■ **Goal of the exercise**: Gather up every line from the entries below that uses the word "also".

## BEGIN Record excerpts

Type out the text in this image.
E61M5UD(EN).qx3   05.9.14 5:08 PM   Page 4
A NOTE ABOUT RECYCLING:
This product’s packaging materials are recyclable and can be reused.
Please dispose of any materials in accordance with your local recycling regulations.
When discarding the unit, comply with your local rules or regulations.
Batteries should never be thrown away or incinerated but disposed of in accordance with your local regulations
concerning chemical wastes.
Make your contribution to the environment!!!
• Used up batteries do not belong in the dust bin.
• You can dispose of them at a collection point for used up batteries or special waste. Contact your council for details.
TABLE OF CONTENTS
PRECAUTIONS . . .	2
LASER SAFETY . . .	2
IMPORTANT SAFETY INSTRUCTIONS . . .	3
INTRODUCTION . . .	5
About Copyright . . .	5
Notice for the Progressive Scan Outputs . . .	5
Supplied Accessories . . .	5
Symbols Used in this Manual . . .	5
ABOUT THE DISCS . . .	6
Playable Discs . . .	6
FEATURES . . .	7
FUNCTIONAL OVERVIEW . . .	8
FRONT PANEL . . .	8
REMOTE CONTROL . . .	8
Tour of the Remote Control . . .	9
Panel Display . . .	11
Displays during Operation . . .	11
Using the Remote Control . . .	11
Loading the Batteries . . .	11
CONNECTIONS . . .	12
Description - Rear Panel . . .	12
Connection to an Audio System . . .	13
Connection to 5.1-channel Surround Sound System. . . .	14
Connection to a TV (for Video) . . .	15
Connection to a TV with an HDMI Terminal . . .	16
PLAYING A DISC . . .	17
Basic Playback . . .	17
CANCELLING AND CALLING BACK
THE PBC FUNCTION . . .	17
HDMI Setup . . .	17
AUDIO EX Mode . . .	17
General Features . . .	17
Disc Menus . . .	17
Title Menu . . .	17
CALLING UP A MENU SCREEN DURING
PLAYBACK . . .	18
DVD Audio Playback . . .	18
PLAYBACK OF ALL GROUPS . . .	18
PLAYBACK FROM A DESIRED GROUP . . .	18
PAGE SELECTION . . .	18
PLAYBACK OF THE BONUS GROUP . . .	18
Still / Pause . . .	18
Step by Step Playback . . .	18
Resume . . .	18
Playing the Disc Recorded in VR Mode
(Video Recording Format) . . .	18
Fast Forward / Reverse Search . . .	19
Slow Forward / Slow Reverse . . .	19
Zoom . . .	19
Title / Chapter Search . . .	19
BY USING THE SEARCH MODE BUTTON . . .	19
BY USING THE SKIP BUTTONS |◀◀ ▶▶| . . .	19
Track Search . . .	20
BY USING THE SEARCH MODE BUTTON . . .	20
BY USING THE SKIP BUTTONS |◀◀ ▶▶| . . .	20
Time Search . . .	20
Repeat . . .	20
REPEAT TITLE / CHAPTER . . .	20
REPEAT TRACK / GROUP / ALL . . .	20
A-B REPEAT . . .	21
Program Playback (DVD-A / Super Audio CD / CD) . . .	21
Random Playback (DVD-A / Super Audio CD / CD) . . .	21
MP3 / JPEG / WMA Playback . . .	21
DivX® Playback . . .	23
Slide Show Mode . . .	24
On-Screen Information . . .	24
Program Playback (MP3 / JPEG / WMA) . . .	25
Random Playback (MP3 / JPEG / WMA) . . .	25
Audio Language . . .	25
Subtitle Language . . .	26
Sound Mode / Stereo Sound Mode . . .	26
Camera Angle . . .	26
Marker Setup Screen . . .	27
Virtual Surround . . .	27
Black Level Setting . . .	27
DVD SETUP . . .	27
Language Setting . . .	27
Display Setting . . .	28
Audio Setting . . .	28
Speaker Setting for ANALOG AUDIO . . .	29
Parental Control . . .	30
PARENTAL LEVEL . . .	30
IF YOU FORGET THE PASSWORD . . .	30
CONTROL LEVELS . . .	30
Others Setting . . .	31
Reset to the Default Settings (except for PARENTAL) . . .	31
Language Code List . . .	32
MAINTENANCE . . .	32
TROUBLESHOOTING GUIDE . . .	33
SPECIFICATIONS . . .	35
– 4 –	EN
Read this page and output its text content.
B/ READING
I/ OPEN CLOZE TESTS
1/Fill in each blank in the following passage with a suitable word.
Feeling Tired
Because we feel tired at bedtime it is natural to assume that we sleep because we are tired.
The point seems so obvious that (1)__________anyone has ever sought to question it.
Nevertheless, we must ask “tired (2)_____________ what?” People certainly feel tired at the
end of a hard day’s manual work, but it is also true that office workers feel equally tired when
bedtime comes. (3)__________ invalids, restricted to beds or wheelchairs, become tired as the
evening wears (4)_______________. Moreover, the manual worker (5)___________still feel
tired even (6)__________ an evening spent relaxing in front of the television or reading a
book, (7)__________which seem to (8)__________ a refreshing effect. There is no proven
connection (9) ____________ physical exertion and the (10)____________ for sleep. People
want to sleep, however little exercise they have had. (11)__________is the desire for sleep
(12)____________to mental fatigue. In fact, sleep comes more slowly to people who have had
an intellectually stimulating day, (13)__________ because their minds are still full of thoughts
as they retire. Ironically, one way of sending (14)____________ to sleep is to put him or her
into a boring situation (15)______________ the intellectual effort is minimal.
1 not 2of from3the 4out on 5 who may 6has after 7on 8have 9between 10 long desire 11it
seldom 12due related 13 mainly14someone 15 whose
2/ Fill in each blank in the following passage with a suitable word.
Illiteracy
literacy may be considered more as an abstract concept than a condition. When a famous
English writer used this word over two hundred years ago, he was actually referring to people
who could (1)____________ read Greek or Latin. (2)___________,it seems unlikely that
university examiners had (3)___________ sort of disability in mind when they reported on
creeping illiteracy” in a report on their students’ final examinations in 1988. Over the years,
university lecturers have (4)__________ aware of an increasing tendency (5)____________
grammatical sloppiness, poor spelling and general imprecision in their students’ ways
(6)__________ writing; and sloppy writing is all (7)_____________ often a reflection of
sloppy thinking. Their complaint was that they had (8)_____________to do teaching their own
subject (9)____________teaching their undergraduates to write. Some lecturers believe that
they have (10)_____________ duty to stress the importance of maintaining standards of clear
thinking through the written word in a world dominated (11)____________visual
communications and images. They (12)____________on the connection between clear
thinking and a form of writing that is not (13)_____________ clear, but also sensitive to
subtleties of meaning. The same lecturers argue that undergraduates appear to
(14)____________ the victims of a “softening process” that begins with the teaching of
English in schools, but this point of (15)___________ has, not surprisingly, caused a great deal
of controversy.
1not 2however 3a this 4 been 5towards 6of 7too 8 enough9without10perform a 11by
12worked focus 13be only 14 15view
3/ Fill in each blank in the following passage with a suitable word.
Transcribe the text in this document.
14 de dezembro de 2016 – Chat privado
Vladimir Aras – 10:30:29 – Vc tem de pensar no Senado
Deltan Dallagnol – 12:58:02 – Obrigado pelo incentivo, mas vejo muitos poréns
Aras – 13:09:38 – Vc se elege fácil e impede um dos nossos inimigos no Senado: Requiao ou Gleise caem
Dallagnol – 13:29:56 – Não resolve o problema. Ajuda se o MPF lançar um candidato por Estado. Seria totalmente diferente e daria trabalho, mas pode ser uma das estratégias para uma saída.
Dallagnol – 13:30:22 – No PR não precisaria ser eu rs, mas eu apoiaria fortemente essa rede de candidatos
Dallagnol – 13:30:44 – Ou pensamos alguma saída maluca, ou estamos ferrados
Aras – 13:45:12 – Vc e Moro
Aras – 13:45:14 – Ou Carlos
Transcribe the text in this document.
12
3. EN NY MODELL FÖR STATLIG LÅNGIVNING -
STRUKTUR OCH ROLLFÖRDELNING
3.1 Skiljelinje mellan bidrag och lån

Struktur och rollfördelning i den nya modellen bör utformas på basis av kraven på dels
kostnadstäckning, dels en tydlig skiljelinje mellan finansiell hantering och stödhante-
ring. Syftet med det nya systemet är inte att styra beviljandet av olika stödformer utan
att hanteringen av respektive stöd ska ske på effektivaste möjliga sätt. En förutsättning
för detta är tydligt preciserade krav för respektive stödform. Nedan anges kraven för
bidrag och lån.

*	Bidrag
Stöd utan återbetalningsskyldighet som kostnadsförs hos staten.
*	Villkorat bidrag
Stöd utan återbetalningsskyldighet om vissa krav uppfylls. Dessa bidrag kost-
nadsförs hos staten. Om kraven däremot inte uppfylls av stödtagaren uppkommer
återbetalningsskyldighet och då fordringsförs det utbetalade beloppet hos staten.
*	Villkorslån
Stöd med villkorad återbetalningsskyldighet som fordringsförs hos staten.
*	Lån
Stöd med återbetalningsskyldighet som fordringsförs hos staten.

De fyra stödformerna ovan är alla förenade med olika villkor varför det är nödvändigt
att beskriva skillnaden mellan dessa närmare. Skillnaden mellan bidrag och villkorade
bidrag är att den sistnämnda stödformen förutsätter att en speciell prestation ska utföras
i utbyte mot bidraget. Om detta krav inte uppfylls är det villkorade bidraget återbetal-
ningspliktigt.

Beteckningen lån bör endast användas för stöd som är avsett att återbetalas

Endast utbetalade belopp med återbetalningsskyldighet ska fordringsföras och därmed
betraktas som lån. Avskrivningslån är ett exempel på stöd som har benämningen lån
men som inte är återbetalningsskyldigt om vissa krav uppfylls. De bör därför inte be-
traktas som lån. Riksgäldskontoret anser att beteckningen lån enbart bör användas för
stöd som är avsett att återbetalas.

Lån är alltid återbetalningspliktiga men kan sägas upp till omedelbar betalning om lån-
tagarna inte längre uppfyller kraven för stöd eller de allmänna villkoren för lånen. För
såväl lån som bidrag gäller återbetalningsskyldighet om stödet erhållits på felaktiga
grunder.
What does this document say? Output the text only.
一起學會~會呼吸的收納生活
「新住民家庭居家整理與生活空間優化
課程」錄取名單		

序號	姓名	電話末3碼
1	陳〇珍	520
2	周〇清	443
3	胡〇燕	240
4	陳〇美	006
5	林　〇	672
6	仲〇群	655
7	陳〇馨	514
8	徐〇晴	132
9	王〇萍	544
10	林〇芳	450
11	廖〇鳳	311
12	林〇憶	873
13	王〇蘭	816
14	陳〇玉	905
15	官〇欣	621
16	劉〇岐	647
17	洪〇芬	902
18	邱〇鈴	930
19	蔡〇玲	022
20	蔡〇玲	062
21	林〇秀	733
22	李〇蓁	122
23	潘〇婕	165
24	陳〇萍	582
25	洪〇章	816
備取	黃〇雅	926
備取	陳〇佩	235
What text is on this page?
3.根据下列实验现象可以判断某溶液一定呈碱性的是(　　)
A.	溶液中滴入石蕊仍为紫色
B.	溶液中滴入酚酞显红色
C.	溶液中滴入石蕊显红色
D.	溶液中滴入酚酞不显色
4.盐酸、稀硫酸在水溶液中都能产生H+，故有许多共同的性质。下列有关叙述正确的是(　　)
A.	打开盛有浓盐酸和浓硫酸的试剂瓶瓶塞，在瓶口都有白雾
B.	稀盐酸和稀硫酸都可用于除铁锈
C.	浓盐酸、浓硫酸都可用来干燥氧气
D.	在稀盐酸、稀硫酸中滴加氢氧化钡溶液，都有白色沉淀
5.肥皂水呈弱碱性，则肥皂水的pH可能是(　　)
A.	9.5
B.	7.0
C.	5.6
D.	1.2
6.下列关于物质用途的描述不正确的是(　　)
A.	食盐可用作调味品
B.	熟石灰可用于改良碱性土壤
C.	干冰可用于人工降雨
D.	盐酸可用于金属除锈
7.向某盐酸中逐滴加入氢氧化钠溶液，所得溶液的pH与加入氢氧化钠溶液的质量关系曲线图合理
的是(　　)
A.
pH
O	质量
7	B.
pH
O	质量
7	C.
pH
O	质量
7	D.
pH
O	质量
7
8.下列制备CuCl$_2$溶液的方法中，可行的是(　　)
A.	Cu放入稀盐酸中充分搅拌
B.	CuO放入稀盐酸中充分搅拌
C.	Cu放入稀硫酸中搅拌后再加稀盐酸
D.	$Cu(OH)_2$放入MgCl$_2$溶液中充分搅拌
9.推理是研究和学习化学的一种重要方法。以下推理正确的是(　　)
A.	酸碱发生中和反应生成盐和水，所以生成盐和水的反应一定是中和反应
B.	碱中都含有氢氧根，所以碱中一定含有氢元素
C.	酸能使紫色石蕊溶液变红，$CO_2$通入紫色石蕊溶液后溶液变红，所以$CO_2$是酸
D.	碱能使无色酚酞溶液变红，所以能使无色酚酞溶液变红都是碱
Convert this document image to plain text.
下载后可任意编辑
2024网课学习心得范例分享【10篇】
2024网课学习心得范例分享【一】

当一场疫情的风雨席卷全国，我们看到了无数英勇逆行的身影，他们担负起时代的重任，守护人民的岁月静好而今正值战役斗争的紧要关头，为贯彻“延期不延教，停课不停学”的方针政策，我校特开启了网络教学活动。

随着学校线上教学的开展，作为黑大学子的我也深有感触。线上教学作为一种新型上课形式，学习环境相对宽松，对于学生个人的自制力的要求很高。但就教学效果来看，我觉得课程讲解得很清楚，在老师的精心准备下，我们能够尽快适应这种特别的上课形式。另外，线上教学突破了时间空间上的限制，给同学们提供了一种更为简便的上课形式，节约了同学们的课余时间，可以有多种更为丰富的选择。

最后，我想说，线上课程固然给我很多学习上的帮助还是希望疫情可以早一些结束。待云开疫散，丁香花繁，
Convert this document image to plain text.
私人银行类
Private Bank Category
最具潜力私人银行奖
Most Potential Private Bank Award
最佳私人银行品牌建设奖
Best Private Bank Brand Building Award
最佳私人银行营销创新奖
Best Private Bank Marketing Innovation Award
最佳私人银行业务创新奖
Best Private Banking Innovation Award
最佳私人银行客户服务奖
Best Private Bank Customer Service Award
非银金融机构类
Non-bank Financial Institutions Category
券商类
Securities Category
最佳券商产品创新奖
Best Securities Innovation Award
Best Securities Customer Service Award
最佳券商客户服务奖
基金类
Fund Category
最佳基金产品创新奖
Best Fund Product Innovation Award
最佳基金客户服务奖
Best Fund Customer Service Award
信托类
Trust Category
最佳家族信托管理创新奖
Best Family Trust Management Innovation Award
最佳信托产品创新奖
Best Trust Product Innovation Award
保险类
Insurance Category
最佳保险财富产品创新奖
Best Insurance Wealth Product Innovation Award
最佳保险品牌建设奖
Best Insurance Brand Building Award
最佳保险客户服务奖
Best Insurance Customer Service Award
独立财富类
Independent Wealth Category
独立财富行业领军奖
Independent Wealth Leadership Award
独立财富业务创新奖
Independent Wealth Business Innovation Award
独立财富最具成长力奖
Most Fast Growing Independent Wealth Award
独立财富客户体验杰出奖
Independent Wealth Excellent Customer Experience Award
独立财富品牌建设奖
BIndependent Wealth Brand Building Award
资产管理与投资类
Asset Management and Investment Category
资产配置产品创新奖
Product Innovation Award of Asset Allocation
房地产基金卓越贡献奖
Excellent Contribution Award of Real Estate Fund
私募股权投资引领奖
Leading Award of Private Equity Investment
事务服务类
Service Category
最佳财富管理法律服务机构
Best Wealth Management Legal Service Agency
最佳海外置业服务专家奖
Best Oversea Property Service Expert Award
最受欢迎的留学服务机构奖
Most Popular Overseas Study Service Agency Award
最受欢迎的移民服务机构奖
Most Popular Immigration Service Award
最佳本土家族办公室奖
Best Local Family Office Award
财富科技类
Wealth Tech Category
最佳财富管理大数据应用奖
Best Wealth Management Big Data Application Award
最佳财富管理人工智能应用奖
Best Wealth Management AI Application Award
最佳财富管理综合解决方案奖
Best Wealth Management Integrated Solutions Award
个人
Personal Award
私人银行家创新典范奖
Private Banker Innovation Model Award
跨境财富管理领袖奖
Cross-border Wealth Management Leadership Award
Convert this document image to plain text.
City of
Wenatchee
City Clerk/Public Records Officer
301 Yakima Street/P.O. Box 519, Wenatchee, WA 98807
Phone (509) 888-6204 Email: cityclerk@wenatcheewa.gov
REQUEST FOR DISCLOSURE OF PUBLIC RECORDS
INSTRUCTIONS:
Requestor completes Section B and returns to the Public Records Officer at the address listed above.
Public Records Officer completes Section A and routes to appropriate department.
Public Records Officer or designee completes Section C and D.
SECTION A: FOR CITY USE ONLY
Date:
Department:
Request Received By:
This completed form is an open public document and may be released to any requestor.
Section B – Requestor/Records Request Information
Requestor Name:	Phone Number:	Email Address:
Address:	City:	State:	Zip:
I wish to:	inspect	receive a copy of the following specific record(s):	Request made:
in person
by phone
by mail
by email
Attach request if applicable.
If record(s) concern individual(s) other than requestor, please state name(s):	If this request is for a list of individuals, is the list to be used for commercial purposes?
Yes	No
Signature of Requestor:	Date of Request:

## END Record excerpts

■ **Final result**:
end of a hard day’s manual work, but it is also true that office workers feel equally tired when
thinking and a form of writing that is not (13)_____________ clear, but also sensitive to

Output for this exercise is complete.